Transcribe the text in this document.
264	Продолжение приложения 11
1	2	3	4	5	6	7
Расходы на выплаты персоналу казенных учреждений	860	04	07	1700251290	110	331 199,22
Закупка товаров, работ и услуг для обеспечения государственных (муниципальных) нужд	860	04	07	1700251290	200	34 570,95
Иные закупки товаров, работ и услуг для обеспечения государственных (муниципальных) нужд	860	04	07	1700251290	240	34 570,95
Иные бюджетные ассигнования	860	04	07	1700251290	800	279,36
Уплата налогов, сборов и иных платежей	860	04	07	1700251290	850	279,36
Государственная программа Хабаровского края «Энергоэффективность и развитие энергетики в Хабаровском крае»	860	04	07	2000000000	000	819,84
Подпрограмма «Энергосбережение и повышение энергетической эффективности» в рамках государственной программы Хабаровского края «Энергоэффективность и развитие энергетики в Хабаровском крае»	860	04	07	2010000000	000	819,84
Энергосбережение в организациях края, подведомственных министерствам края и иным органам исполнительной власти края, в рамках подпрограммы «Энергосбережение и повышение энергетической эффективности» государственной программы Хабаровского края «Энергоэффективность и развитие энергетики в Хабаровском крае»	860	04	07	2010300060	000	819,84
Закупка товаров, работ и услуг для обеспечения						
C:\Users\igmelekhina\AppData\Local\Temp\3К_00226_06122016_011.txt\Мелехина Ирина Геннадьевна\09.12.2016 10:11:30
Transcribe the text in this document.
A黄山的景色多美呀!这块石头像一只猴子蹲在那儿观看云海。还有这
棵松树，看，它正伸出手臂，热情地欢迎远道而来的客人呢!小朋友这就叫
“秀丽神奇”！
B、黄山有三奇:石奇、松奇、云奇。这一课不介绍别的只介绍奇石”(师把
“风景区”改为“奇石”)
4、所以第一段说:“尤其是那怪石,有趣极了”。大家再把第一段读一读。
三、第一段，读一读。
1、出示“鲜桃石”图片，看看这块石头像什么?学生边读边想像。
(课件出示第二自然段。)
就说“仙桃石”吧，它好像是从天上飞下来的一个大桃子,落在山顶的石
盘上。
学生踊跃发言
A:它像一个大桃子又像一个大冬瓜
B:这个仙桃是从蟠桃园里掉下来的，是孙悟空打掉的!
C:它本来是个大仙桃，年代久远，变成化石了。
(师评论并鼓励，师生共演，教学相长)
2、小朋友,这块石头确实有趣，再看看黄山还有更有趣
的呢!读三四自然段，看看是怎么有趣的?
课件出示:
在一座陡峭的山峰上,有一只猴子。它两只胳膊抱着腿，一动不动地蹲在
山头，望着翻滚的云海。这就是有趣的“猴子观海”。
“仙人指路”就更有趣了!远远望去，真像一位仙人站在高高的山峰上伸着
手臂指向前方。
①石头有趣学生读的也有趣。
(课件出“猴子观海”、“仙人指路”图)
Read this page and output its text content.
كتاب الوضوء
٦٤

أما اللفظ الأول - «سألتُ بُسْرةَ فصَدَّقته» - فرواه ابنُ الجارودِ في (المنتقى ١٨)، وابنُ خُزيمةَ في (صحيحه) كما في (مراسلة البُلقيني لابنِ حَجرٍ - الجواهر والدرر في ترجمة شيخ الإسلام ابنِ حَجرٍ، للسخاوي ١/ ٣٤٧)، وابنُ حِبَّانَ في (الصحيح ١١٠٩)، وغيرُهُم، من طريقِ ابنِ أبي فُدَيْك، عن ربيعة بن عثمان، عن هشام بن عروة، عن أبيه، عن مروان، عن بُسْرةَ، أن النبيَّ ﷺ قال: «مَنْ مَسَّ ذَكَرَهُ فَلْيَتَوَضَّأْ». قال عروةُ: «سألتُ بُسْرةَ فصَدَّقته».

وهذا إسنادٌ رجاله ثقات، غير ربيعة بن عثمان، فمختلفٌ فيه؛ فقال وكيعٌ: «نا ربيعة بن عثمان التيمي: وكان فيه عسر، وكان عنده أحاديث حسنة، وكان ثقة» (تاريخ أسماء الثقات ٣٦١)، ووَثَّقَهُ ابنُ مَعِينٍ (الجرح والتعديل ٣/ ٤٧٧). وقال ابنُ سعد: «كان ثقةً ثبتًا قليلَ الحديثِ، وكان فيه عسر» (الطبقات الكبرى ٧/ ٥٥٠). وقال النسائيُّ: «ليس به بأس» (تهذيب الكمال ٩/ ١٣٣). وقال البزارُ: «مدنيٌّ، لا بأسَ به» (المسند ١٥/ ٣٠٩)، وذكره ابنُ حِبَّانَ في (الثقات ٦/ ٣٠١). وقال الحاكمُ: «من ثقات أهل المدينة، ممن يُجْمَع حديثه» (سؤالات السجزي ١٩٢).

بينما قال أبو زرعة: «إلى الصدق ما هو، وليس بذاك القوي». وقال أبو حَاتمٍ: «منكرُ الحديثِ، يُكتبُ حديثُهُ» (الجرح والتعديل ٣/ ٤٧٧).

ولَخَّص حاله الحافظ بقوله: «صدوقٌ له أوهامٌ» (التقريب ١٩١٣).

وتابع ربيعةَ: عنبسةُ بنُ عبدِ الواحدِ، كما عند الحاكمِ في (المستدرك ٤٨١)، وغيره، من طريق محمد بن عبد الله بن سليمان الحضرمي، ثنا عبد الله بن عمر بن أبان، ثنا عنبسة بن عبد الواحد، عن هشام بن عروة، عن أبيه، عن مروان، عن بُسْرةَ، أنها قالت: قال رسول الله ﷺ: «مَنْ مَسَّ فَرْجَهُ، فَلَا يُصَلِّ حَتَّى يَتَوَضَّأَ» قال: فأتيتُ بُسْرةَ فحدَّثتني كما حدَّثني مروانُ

TASK: Gather all lines with the string "товаров" from the data.

FINAL ANSWER:
Закупка товаров, работ и услуг для обеспечения государственных (муниципальных) нужд	860	04	07	1700251290	200	34 570,95
Иные закупки товаров, работ и услуг для обеспечения государственных (муниципальных) нужд	860	04	07	1700251290	240	34 570,95
Закупка товаров, работ и услуг для обеспечения						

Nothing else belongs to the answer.